- [EXERCISE A] According to the passage on phonetic algorithms, how long is the code that the Roger Root procedure produces?

- [GIVEN PASSAGE]

[start]

Basically a glorified combination of the NYSIIS algorithm & the Soundex one.
import onca from 'talisman/phonetics/onca';
lein('Dionne');
>>> 'D500'
phonex
Reference: http://homepages.cs.ncl.ac.uk/brian.randell/Genealogy/NameMatching.pdf
Lait, A. J. and B. Randell. “An Assessment of Name Matching Algorithms”.
This algorithm is an improved version of the Soundex algorithm.
Its main change is to better fuzz some very common cases missed by the Soundex algorithm in order to match more orthographic variations.
import phonex from 'talisman/phonetics/phonex';
phonex('Rogers');
>>> 'R26'
roger-root
Reference: http://naldc.nal.usda.gov/download/27833/PDF
The Roger Root name coding procedure is a Soundex-like algorithm than will produce a 5-character code (completely numerical) for the given name.
Its specificity is to encode the beginning of the names differently than their rest.
import rogerRoot from 'talisman/phonetics/roger-root';
rogerRoot('Michael');
>>> '03650'
sound-d
Hybrid Matching Algorithm for Personal Names. Cihan Varol, Coskun Bayrak.
The SoundD algorithm is a slight variant of the Soundex algorithm.

[end]

- [EXERCISE B] State how many lines of the entries contain the string "Areal".

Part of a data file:
[start]

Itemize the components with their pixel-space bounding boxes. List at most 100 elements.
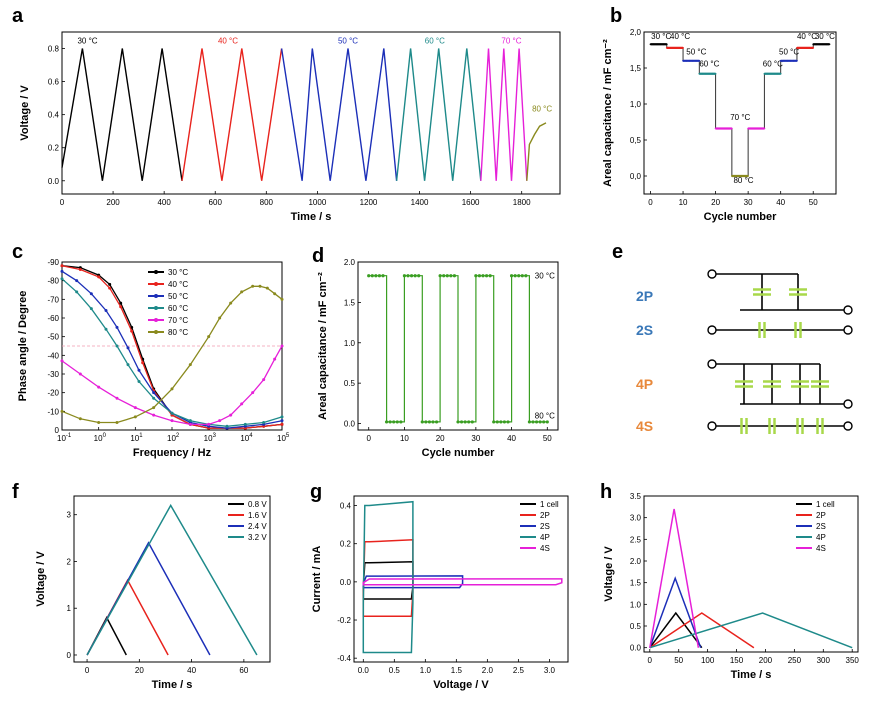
panel-label-g: g [310,481,322,503]
data-point [672,46,675,49]
data-point [75,290,79,294]
data-point [779,59,782,62]
data-point [265,286,269,290]
data-point [89,292,93,296]
data-point [420,420,424,424]
series-line [649,612,755,649]
y-tick-label: 0 [55,426,60,435]
data-point [812,46,815,49]
data-point [262,421,266,425]
data-point [60,359,64,363]
series-line [61,48,183,181]
y-tick-label: 1 [67,604,72,613]
x-tick-exp: 5 [286,433,290,439]
data-point [698,72,701,75]
legend-label: 2P [540,511,550,520]
x-tick-label: 3.0 [544,666,556,675]
data-point [669,46,671,49]
data-point [133,415,137,419]
y-axis-label: Areal capacitance / mF cm⁻² [317,272,329,420]
circuit-label: 4S [636,418,653,434]
panel-label-f: f [12,481,19,503]
y-tick-label: 3.5 [630,492,642,501]
y-tick-label: 1.0 [344,339,356,348]
data-point [659,43,662,46]
panel-label-b: b [610,5,622,27]
legend-label: 1 cell [816,500,835,509]
legend-marker [154,318,158,322]
y-tick-label: -80 [47,277,59,286]
data-point [273,292,277,296]
y-tick-label: -20 [47,389,59,398]
data-point [60,277,64,281]
level-annotation: 40 °C [797,32,817,41]
x-tick-label: 105 [277,433,290,443]
data-point [130,329,134,333]
level-annotation: 80 °C [733,176,753,185]
terminal [707,421,717,431]
data-point [273,357,277,361]
data-point [115,396,119,400]
x-tick-base: 10 [130,434,139,443]
x-tick-label: 0 [60,198,65,207]
data-point [60,409,64,413]
y-tick-label: -60 [47,314,59,323]
legend-label: 0.8 V [248,500,267,509]
data-point [377,274,382,278]
data-point [542,420,546,424]
x-tick-label: 60 [239,666,248,675]
data-point [262,378,266,382]
data-point [240,290,244,294]
data-point [115,325,119,329]
data-point [760,127,763,130]
x-tick-exp: 1 [139,433,143,439]
y-tick-label: 0.0 [344,420,356,429]
data-point [470,420,474,424]
data-point [825,43,828,46]
data-point [730,175,733,177]
data-point [492,420,496,424]
data-point [218,316,222,320]
y-axis-label: Areal capacitance / mF cm⁻² [602,39,614,187]
y-tick-label: 2 [67,557,72,566]
data-point [424,420,428,424]
series-line [61,265,283,429]
x-axis-label: Cycle number [422,447,495,459]
series-annotation: 70 °C [501,37,521,46]
circuit-label: 2S [636,322,653,338]
circuit-label: 2P [636,288,653,304]
data-point [691,59,694,62]
data-point [75,279,79,283]
data-point [406,274,410,278]
x-tick-label: 400 [157,198,171,207]
data-point [724,127,727,130]
x-tick-label: 103 [204,433,217,443]
annotation: 30 °C [535,272,555,281]
terminal [843,399,853,409]
y-tick-label: -50 [47,333,59,342]
panel-d: 0 10 20 30 40 50 0.0 0.5 1.0 1.5 2.0 Cycle number Ar… [317,258,559,459]
level-annotation: 60 °C [699,60,719,69]
x-tick-label: 800 [260,198,274,207]
circuit-label: 4P [636,376,653,392]
legend-label: 2S [816,522,826,531]
y-tick-label: -70 [47,295,59,304]
series-line [368,275,548,423]
data-point [789,59,792,62]
series-annotation: 80 °C [532,104,552,113]
data-point [207,335,211,339]
x-tick-label: 1.5 [451,666,463,675]
data-point [698,59,701,62]
data-point [649,43,652,46]
data-point [229,413,233,417]
data-point [258,284,262,288]
panel-label-c: c [12,241,23,263]
plot-frame [61,31,561,195]
data-point [730,127,733,130]
legend-label: 30 °C [168,268,188,277]
x-tick-label: 0 [648,656,653,665]
y-tick-label: -0.2 [337,616,351,625]
data-point [137,379,141,383]
series-line [86,615,127,656]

[end]

- [OUTPUT A] It produces a 5-character code that is completely numerical.

- [OUTPUT B] 2